● **Objective**: Copy all lines in which the word "Correlation" can be found.
----- Data for the task -----
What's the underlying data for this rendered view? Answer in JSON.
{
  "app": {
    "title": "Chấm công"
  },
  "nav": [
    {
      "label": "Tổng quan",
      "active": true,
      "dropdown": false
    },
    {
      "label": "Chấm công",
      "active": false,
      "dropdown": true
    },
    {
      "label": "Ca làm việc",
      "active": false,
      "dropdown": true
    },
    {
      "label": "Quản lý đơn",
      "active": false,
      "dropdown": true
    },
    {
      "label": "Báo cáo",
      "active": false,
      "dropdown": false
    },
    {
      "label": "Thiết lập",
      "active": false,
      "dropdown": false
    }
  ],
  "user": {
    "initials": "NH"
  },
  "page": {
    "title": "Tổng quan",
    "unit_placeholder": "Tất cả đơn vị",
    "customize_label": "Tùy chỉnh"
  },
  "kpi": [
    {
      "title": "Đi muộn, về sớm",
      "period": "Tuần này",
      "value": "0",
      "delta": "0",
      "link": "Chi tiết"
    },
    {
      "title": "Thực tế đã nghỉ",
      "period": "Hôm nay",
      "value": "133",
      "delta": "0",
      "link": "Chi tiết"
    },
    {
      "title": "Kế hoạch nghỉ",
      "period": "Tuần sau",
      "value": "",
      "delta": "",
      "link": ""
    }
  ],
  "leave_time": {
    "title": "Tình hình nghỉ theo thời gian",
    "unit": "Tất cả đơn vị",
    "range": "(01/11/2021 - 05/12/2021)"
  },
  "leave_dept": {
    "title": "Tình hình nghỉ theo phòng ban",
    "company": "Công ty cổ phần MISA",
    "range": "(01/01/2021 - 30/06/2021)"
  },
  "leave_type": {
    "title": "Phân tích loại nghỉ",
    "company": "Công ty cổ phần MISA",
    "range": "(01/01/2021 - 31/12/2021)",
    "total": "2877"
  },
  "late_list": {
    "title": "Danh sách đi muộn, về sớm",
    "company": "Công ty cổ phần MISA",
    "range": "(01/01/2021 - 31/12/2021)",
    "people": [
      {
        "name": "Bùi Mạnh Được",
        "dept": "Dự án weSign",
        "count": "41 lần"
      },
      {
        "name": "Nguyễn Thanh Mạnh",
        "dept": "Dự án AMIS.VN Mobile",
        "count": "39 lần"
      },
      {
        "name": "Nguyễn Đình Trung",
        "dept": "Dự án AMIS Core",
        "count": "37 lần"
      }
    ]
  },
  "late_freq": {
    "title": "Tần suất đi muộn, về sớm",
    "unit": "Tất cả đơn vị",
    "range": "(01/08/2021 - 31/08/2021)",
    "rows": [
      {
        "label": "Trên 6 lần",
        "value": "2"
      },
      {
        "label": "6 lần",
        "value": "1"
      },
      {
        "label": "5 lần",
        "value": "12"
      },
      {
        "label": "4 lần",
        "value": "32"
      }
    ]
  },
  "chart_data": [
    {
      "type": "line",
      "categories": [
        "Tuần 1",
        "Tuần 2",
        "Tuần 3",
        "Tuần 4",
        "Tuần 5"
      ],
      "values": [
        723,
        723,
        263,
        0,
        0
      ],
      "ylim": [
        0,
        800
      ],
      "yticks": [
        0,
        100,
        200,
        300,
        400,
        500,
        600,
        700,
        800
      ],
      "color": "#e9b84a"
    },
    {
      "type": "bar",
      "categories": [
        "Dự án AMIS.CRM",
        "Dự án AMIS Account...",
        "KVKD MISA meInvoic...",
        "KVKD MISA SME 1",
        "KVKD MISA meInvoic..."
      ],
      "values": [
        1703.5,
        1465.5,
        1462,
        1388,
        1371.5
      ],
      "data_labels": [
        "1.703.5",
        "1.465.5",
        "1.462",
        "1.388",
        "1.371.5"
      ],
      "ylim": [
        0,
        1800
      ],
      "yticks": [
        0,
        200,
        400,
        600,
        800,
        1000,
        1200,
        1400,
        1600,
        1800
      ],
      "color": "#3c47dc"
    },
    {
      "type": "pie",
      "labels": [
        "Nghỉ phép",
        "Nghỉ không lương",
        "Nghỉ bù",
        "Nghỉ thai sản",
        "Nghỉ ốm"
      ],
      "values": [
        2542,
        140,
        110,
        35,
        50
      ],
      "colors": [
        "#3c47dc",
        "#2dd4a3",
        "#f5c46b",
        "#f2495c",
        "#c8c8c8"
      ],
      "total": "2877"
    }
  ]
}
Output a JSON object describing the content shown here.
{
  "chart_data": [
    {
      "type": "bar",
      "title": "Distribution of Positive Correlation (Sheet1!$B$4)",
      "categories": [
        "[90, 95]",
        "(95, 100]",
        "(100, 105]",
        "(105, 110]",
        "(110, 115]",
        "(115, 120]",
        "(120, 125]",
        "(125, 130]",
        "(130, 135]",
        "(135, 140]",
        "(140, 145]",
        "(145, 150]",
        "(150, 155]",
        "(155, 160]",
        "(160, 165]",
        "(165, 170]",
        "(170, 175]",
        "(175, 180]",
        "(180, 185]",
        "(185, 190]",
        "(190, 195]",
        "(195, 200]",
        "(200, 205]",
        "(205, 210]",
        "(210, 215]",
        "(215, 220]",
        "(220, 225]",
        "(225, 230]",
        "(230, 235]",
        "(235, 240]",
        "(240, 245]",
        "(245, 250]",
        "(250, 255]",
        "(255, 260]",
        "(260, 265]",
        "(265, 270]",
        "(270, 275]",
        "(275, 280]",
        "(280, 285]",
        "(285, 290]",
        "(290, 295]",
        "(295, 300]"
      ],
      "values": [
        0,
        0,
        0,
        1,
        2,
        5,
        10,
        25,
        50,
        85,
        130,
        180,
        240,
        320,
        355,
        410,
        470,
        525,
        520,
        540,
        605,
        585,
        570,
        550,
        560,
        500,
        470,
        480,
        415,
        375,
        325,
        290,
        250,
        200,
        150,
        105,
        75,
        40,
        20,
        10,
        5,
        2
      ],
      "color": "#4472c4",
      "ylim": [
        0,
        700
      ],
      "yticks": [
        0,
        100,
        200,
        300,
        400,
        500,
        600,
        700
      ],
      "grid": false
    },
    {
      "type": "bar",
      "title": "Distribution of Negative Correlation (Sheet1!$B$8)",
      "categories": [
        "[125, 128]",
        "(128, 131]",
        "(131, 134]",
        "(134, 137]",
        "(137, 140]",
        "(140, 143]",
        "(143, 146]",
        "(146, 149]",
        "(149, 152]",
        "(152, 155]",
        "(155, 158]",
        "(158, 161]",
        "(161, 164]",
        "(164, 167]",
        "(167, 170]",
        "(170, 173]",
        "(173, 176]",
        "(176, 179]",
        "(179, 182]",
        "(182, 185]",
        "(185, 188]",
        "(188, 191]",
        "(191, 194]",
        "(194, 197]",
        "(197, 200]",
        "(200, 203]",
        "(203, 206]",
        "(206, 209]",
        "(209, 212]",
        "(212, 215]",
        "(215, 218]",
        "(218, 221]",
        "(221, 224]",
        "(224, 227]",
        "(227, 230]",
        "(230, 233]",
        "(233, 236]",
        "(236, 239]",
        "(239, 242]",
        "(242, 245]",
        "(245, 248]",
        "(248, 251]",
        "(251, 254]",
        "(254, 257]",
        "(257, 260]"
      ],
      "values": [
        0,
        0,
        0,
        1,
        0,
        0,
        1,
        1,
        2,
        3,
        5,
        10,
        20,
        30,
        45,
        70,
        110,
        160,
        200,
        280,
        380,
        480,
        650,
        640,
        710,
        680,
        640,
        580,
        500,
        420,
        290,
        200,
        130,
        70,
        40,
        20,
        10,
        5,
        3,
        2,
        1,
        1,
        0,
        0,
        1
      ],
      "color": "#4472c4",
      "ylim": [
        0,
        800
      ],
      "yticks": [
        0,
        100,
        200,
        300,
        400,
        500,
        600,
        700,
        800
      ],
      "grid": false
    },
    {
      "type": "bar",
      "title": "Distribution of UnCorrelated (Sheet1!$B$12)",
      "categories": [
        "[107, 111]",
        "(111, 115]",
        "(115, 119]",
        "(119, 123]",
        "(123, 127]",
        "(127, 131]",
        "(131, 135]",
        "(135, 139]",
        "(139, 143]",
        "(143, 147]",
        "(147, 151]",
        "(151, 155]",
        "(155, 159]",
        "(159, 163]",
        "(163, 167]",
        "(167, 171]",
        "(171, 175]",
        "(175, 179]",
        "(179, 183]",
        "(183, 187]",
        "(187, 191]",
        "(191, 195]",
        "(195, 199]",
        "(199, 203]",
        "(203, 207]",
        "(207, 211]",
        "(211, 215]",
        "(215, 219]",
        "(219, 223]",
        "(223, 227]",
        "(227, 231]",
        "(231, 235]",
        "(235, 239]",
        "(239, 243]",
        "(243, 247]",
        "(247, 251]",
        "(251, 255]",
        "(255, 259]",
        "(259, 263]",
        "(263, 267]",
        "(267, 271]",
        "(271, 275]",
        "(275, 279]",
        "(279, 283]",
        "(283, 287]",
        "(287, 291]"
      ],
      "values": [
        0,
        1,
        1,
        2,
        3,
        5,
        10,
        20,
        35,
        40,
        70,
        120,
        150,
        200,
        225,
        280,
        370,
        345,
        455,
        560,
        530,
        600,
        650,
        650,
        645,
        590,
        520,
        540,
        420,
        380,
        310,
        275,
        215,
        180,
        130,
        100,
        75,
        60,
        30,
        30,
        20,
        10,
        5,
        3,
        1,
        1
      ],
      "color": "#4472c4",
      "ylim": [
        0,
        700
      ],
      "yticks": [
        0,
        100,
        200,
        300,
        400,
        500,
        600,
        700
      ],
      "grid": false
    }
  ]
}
-----
● **Solved exercise**:
      "title": "Distribution of Positive Correlation (Sheet1!$B$4)",
      "title": "Distribution of Negative Correlation (Sheet1!$B$8)",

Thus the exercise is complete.